# BRIEF
Copy the data below exactly.

# RECORDS TO PROCESS
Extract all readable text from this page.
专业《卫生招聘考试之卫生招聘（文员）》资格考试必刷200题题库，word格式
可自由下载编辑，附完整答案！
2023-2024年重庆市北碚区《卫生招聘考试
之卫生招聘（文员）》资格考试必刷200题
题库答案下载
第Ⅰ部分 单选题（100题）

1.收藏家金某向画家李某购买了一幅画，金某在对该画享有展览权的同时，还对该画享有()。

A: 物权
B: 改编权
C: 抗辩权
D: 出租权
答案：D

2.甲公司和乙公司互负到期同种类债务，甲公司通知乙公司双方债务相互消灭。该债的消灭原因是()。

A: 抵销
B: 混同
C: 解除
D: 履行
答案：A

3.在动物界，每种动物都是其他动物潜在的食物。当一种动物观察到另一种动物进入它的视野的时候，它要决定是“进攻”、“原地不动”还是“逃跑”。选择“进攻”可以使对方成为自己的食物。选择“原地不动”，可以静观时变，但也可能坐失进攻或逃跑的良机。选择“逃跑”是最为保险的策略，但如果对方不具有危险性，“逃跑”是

# SOLUTION
Extract all readable text from this page.
专业《卫生招聘考试之卫生招聘（文员）》资格考试必刷200题题库，word格式
可自由下载编辑，附完整答案！
2023-2024年重庆市北碚区《卫生招聘考试
之卫生招聘（文员）》资格考试必刷200题
题库答案下载
第Ⅰ部分 单选题（100题）

1.收藏家金某向画家李某购买了一幅画，金某在对该画享有展览权的同时，还对该画享有()。

A: 物权
B: 改编权
C: 抗辩权
D: 出租权
答案：D

2.甲公司和乙公司互负到期同种类债务，甲公司通知乙公司双方债务相互消灭。该债的消灭原因是()。

A: 抵销
B: 混同
C: 解除
D: 履行
答案：A

3.在动物界，每种动物都是其他动物潜在的食物。当一种动物观察到另一种动物进入它的视野的时候，它要决定是“进攻”、“原地不动”还是“逃跑”。选择“进攻”可以使对方成为自己的食物。选择“原地不动”，可以静观时变，但也可能坐失进攻或逃跑的良机。选择“逃跑”是最为保险的策略，但如果对方不具有危险性，“逃跑”是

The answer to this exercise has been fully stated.